*Aim of the exercise:*
Locate the word "title" in the material, then show every line that holds it.

*Information given:*
------------------------
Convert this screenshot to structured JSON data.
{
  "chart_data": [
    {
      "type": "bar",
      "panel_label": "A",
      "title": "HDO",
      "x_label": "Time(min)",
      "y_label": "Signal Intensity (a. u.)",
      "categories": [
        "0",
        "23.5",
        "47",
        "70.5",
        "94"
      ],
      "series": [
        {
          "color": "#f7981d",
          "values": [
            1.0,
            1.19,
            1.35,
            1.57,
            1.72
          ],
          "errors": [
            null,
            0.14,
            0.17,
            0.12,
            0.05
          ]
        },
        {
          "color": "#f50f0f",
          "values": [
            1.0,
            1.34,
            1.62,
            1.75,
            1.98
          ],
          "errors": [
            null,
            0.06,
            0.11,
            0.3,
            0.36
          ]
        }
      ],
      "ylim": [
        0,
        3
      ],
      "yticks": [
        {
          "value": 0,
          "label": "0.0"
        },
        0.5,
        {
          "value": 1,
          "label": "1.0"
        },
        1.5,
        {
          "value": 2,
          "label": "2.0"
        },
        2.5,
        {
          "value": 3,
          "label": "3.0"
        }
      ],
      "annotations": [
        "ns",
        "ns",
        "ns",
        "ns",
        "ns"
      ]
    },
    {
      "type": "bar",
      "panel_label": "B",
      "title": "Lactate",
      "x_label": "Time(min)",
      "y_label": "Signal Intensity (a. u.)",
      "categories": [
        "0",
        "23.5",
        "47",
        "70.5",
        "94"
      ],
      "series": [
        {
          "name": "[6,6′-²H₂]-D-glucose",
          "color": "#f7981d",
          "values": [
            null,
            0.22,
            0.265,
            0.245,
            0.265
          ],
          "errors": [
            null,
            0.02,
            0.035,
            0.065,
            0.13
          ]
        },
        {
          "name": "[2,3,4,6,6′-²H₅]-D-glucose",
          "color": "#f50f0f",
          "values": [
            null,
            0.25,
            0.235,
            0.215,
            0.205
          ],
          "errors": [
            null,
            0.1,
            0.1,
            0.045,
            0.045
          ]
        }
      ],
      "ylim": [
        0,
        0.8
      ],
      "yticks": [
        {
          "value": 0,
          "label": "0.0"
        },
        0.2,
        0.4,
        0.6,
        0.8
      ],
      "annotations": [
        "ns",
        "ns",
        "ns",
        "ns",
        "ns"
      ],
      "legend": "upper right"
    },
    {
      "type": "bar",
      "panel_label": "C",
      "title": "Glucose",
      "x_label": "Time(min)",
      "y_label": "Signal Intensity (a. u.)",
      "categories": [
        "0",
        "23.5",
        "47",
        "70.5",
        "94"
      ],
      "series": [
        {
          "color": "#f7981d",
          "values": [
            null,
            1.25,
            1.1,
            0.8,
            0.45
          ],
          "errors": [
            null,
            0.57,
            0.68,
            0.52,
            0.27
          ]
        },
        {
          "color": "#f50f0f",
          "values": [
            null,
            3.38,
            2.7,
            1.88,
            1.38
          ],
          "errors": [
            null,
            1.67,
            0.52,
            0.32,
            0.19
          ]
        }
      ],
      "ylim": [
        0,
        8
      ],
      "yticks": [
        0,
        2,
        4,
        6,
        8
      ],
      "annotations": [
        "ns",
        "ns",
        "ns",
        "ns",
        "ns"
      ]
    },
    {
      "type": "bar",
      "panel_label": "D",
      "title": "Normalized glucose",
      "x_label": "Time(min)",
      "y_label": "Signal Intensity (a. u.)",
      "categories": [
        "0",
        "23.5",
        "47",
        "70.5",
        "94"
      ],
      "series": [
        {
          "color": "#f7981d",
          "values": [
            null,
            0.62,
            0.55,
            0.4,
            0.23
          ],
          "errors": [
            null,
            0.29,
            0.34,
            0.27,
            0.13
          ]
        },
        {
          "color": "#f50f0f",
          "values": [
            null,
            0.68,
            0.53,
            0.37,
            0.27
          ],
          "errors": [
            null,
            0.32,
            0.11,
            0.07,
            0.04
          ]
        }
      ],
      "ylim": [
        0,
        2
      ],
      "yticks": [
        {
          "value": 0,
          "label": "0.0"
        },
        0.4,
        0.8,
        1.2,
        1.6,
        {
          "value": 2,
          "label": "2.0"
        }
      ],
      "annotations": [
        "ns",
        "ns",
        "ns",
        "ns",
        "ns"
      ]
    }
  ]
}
------------------------
*Correct output:*
      "title": "HDO",
      "title": "Lactate",
      "title": "Glucose",
      "title": "Normalized glucose",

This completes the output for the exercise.